— Start Records to use —
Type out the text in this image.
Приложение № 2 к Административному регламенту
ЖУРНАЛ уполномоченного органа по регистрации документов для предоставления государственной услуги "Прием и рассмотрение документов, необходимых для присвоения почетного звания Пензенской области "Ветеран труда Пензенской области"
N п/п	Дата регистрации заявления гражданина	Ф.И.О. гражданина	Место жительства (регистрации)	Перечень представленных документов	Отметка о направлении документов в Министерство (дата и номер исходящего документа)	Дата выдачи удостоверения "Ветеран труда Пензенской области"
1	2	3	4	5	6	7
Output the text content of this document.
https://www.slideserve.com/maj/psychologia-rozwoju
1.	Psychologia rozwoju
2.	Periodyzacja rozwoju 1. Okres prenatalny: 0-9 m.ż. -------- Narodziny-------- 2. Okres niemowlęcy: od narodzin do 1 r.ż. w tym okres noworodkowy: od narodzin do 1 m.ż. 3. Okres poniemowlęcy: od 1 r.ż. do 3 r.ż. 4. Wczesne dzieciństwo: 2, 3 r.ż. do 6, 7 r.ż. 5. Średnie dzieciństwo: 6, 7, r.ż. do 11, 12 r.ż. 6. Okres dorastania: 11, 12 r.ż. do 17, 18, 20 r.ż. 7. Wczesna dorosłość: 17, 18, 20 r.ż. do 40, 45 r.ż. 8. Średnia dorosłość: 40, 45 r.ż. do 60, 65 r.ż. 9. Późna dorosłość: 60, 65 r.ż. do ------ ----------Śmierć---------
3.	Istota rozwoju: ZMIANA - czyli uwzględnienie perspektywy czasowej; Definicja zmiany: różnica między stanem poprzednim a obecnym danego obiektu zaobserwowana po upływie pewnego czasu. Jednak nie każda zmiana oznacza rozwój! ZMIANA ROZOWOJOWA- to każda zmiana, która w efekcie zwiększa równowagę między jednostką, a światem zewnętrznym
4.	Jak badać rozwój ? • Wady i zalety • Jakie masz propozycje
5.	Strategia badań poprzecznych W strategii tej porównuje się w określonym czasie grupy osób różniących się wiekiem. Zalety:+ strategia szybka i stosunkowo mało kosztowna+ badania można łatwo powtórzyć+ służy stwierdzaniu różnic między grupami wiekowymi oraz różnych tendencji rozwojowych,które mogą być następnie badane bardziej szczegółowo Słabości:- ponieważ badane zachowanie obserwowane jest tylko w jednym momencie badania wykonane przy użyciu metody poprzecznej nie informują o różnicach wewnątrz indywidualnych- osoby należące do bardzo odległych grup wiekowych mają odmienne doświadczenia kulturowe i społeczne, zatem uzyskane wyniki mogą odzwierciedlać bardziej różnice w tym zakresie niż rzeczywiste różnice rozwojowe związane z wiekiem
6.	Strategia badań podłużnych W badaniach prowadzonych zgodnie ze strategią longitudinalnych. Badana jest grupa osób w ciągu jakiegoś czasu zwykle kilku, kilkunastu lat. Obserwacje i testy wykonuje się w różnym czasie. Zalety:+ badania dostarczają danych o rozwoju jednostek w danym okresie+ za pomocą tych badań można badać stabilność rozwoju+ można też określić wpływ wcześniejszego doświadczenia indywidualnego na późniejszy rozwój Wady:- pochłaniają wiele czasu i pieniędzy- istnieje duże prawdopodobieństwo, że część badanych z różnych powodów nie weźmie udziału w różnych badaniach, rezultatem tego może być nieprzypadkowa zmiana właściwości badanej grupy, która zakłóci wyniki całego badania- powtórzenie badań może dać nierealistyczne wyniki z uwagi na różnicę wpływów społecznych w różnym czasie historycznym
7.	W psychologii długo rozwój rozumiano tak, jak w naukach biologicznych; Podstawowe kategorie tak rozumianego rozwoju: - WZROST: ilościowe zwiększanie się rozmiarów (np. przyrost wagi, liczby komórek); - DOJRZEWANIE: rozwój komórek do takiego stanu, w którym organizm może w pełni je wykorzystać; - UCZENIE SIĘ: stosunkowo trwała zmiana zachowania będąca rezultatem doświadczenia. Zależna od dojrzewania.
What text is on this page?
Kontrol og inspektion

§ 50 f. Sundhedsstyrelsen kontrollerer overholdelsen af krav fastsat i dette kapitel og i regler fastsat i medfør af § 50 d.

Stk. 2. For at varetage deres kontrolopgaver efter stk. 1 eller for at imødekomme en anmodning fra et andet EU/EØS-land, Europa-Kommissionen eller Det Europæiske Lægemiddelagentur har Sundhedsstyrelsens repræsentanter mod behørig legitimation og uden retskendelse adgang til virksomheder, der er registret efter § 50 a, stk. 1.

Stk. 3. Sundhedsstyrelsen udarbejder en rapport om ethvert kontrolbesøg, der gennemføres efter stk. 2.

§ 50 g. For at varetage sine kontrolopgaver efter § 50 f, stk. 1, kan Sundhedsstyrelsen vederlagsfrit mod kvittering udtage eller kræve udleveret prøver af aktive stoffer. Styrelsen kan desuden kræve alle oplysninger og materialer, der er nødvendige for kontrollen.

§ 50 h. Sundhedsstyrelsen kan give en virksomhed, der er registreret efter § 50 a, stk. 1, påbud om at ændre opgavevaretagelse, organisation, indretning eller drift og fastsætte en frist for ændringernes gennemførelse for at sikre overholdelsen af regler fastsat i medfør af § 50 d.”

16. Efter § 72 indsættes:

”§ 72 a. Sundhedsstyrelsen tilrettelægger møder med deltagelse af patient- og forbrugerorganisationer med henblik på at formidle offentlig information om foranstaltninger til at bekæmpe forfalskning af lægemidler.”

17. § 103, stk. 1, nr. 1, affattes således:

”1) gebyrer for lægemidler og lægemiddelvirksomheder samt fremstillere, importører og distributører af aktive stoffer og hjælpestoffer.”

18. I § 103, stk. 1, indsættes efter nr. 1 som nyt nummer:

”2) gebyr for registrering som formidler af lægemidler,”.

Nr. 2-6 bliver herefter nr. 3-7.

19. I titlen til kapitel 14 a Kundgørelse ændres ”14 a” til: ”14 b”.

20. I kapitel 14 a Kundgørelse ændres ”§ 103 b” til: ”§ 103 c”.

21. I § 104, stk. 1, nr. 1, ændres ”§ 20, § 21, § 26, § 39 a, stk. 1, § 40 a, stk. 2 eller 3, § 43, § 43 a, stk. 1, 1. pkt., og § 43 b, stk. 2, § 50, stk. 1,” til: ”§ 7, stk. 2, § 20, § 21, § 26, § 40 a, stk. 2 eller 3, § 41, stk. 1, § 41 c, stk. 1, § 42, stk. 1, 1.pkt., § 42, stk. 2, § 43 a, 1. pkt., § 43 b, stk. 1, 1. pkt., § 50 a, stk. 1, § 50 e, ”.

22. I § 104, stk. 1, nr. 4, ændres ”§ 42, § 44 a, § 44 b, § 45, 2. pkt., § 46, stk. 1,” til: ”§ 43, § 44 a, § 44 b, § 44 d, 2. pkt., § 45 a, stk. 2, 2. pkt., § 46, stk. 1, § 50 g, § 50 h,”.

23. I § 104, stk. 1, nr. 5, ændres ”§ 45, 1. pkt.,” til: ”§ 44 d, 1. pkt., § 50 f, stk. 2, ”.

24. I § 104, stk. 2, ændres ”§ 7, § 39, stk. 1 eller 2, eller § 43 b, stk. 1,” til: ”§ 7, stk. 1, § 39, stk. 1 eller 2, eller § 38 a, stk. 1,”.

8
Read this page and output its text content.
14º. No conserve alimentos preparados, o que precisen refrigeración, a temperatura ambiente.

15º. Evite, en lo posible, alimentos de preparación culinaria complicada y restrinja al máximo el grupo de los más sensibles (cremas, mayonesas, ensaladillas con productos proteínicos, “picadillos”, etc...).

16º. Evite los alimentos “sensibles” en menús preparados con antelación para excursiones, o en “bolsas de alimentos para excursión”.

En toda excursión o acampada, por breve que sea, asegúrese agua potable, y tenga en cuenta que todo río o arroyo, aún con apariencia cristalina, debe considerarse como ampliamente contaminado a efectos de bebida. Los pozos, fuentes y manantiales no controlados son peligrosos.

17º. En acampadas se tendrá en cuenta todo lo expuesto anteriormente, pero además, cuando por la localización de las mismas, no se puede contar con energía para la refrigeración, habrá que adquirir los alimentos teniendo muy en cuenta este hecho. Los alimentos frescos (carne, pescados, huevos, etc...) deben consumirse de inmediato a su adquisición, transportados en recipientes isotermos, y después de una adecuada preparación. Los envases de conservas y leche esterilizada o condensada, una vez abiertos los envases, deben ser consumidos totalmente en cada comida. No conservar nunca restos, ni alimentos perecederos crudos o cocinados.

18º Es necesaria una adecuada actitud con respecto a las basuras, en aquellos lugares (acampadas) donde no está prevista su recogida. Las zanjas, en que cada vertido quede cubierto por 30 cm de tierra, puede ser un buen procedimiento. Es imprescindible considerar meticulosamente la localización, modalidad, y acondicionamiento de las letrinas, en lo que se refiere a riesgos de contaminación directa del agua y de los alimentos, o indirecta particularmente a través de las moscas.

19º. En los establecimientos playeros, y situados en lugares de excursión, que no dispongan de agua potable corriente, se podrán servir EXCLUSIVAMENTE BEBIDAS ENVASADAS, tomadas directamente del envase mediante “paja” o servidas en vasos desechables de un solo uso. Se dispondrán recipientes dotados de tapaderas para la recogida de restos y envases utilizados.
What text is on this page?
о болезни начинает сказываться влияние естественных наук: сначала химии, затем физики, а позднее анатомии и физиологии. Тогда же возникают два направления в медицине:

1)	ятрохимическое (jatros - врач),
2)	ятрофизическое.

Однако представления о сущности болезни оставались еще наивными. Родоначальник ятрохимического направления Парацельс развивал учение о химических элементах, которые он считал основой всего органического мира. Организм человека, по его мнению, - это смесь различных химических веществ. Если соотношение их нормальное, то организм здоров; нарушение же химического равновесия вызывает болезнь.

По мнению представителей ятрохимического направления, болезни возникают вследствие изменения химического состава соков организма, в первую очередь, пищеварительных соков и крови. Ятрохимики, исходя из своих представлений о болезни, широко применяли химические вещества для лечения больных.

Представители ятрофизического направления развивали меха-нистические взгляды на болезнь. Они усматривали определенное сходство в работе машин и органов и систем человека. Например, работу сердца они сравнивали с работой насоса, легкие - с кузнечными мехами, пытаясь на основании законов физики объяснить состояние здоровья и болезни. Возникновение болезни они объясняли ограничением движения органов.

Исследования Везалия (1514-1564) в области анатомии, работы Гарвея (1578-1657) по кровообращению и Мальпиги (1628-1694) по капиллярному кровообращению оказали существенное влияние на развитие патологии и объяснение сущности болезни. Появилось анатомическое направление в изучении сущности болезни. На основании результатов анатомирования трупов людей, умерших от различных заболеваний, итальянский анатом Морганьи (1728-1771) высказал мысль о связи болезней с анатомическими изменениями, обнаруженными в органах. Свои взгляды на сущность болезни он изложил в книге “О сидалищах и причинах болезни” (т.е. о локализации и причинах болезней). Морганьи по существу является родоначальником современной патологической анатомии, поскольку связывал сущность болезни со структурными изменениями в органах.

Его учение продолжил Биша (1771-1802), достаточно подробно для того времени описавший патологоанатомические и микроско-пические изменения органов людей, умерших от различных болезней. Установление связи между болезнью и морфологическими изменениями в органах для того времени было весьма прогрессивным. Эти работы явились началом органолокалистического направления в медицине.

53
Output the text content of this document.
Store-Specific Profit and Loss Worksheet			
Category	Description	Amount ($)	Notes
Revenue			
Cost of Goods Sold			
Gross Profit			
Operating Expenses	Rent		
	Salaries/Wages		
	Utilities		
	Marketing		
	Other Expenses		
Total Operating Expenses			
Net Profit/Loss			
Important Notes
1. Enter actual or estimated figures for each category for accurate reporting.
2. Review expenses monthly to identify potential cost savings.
— End Records to use —
◆ Task details:
Filter the listing above for the string "medfør" and copy every matching line.

◆ Problem solution:
§ 50 f. Sundhedsstyrelsen kontrollerer overholdelsen af krav fastsat i dette kapitel og i regler fastsat i medfør af § 50 d.
§ 50 h. Sundhedsstyrelsen kan give en virksomhed, der er registreret efter § 50 a, stk. 1, påbud om at ændre opgavevaretagelse, organisation, indretning eller drift og fastsætte en frist for ændringernes gennemførelse for at sikre overholdelsen af regler fastsat i medfør af § 50 d.”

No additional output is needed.